— QUESTIONS TO ANSWER —
1. In the passage on the Harrying of the North, who was the last Wessex claimant whose presence encouraged the northern rebellions?
2. The passage on the Harrying of the North describes the area called Eurvicscire in the Domesday book before 1086. List every area or part of an area named as belonging to it.
3. For each statement, decide whether the passage on the Harrying of the North supports it: (a) William's campaigns took place in the summer of 1069. (b) William paid the Danes to go home. (c) The remaining rebels met William in open battle.
(Beginning of SOURCE DOCUMENT)
The Harrying of the North was a series of military campaigns waged by William the Conqueror in the winter of 1069–1070 to subjugate Northern England, where the presence of the last Wessex claimant, Edgar Ætheling, had encouraged Anglo-Saxon Northumbrian, Anglo-Scandinavian and Danish rebellions. William paid the Danes to go home, but the remaining rebels refused to meet him in battle, and he decided to starve them out by laying waste to the northern shires using scorched earth tactics, especially in the historic county of Yorkshire (Note: Before 1086 the area described as Eurvicscire (Yorkshire) in the Domesday book contained Amounderness, Cartmel, Furness, Kendall, parts of Copeland, Lonsdale and Cravenshire (modern Lancashire north of the Ribble and parts of Cumberland and Westmorland)) and the city of York, before relieving the local aristocracy of their positions, and installing Norman aristocrats throughout the region.
(End of SOURCE DOCUMENT)
(Beginning of AVAILABLE DATA)
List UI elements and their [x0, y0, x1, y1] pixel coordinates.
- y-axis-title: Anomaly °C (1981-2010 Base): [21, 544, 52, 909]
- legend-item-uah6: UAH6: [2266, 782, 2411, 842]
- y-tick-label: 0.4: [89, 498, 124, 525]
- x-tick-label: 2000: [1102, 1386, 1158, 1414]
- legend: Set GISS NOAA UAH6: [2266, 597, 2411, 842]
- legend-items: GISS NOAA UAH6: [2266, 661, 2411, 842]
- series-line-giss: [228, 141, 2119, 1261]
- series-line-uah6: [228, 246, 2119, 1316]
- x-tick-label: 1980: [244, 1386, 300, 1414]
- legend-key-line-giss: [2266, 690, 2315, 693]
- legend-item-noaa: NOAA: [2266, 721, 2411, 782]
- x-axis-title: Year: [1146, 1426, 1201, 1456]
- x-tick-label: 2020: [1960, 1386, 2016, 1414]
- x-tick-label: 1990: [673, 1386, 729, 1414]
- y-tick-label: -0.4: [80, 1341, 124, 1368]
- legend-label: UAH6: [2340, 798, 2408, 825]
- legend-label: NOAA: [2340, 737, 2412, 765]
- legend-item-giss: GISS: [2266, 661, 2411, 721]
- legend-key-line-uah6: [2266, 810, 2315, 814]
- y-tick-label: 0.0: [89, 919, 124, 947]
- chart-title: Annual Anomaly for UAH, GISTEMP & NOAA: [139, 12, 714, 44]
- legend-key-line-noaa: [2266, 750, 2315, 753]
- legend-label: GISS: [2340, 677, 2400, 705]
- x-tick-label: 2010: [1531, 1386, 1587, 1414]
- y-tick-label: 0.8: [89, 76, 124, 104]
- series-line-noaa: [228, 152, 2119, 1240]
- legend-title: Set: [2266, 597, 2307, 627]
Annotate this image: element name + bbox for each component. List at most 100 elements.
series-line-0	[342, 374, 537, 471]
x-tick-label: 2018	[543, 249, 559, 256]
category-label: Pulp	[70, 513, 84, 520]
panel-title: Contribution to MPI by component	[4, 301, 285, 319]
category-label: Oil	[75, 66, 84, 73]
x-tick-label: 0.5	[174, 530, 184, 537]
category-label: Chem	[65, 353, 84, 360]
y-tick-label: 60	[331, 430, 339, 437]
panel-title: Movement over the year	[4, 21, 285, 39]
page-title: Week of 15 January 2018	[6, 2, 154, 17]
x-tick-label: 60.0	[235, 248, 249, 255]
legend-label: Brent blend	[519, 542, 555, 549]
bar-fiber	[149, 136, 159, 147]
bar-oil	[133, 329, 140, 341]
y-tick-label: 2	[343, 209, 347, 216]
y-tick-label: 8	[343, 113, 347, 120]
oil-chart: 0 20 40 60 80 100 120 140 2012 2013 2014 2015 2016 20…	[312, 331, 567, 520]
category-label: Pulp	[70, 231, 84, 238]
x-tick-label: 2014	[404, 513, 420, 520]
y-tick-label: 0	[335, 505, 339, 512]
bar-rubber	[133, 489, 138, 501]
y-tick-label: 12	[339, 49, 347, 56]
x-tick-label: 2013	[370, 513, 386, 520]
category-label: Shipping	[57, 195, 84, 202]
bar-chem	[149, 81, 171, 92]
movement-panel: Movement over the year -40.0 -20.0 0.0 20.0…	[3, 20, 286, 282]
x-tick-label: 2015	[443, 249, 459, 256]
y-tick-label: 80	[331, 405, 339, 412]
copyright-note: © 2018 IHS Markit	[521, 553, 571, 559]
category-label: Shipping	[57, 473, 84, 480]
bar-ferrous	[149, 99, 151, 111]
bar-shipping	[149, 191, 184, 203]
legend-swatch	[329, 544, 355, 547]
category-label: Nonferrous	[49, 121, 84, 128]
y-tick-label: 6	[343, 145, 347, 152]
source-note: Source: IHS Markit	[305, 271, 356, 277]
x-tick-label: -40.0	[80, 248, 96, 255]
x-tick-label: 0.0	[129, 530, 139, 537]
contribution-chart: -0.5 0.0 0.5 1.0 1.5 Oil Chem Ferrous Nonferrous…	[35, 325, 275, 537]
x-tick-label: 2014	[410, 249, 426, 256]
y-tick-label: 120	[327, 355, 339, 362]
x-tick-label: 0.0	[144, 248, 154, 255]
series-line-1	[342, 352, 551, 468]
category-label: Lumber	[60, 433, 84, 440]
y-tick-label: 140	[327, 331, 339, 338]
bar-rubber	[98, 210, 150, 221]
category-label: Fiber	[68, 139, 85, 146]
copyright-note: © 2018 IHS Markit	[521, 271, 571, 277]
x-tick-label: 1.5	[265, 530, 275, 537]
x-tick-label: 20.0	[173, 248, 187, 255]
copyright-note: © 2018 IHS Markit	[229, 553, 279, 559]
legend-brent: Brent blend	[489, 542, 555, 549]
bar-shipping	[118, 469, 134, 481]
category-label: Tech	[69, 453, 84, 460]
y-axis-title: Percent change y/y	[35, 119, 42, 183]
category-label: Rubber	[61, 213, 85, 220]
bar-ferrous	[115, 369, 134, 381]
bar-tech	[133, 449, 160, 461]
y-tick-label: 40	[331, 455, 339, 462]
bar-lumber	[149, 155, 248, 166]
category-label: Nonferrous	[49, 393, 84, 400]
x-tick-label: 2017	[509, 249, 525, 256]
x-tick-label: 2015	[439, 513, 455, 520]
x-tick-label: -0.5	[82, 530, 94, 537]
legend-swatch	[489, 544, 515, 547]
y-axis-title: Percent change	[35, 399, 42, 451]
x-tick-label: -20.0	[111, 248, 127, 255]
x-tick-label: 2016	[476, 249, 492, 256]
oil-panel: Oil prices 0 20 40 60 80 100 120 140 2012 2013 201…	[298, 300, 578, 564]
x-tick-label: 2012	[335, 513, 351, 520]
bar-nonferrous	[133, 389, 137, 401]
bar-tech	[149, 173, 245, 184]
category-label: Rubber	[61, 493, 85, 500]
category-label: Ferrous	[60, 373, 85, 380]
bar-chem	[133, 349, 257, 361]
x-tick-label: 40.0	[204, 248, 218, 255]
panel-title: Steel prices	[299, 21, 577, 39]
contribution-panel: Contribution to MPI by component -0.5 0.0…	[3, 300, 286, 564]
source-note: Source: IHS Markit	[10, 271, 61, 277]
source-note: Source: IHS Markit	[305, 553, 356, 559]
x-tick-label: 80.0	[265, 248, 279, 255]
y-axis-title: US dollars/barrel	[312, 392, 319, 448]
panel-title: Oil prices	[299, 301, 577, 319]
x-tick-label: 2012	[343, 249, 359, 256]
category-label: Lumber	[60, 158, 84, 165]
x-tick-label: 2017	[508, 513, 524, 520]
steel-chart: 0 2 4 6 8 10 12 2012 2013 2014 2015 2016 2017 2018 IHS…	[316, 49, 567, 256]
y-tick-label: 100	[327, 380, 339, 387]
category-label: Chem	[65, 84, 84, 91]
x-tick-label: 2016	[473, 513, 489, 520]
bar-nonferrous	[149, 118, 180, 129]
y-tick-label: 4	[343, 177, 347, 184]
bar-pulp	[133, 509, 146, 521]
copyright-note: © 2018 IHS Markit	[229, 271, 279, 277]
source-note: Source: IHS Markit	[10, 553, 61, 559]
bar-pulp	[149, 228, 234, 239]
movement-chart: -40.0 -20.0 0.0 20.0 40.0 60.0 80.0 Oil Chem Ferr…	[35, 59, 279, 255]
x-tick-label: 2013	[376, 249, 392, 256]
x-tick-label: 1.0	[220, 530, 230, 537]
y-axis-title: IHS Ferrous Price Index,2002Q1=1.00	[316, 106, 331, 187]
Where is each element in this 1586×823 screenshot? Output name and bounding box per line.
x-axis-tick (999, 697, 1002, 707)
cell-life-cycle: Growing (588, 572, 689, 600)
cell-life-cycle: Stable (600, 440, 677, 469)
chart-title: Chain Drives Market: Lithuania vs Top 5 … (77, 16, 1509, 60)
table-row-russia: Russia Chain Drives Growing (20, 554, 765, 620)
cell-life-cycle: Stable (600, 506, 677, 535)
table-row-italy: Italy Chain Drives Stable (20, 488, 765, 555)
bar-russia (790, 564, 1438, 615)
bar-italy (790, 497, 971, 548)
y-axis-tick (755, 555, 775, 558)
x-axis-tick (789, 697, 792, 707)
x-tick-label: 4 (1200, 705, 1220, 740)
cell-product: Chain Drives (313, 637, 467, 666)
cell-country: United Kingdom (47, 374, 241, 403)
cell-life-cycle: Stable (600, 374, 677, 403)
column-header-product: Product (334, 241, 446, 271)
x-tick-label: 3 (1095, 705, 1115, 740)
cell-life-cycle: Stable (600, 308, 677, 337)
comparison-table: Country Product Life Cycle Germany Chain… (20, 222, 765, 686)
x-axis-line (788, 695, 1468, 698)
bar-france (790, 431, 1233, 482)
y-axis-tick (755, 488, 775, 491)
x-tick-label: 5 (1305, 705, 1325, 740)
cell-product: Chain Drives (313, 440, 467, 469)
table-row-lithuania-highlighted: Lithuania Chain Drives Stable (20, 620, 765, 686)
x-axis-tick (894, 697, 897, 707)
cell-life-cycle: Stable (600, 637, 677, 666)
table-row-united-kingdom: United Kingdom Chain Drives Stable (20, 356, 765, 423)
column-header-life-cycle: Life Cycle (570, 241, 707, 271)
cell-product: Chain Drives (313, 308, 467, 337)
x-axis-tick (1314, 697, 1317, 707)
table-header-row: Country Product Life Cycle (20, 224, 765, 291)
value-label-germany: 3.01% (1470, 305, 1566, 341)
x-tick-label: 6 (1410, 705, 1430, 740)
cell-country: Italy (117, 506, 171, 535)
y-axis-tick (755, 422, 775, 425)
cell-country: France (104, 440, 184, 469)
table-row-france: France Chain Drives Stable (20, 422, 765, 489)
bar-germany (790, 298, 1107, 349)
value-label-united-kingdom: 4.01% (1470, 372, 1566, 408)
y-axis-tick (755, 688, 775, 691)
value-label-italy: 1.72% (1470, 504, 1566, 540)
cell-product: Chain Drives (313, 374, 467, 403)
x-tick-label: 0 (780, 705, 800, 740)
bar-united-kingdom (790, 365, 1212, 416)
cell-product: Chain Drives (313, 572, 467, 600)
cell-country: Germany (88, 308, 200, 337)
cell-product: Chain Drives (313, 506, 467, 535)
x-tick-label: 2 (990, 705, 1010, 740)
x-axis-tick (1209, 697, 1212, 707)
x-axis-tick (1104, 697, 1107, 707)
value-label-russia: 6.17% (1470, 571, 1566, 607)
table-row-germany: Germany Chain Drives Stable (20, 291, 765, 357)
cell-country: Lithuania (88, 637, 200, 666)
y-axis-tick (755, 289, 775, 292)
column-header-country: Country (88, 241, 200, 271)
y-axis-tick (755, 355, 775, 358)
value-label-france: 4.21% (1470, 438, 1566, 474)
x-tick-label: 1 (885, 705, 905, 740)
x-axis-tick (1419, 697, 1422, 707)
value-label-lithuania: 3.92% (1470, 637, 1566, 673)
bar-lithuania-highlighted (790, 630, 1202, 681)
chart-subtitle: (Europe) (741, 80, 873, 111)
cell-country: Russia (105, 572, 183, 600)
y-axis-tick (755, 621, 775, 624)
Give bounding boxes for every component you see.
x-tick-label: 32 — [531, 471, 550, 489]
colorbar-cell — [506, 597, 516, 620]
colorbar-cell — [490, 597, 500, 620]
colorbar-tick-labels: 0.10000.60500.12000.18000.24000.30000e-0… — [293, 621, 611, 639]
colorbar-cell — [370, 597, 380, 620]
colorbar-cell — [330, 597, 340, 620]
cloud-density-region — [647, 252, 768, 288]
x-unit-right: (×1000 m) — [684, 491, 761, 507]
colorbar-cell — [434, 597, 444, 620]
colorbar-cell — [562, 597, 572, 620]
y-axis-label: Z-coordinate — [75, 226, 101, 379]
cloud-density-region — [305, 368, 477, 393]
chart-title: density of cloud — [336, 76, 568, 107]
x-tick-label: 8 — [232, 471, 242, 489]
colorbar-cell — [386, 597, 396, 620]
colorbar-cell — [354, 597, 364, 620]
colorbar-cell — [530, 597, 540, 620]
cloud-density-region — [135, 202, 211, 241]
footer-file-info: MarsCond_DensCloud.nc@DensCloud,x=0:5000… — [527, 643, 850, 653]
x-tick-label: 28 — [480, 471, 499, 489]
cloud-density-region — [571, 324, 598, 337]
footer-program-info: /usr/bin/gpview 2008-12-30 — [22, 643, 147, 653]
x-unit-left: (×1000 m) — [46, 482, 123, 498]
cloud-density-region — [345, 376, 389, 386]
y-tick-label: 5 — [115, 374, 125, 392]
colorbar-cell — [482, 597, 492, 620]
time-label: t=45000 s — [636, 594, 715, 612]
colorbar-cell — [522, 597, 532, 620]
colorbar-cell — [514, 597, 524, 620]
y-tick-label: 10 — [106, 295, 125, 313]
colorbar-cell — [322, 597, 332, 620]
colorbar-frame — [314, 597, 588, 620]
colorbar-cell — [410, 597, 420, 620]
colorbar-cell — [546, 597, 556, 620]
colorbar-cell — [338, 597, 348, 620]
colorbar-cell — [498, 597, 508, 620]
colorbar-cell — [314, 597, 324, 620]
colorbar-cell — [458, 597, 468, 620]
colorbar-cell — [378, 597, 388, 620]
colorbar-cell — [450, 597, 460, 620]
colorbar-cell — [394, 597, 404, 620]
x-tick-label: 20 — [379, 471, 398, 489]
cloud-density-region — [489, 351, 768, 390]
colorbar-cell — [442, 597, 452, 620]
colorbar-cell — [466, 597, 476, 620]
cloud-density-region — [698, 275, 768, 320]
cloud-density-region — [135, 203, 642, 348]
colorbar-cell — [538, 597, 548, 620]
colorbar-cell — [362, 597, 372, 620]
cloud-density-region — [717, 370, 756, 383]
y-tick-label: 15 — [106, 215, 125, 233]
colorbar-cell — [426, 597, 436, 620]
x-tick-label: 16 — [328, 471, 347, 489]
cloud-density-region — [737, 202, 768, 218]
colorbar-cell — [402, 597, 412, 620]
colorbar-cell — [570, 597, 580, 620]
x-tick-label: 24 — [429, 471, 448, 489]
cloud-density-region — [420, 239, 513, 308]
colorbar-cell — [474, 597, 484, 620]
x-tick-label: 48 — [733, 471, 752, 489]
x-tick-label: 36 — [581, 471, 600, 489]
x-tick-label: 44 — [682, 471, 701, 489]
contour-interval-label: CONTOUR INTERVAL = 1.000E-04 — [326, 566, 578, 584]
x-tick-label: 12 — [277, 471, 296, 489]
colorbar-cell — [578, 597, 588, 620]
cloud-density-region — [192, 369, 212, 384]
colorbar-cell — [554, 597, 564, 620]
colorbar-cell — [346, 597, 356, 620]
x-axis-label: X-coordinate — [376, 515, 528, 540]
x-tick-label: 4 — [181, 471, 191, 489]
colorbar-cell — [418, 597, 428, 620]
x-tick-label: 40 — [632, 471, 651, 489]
(End of AVAILABLE DATA)
— ANSWERS BY ITEM —
1. Edgar Ætheling

2. Amounderness, Cartmel, Furness, Kendall, parts of Copeland, Lonsdale, Cravenshire

3.
(a) No: "in the winter of 1069–1070"
(b) Yes: "William paid the Danes to go home"
(c) No: "the remaining rebels refused to meet him in battle"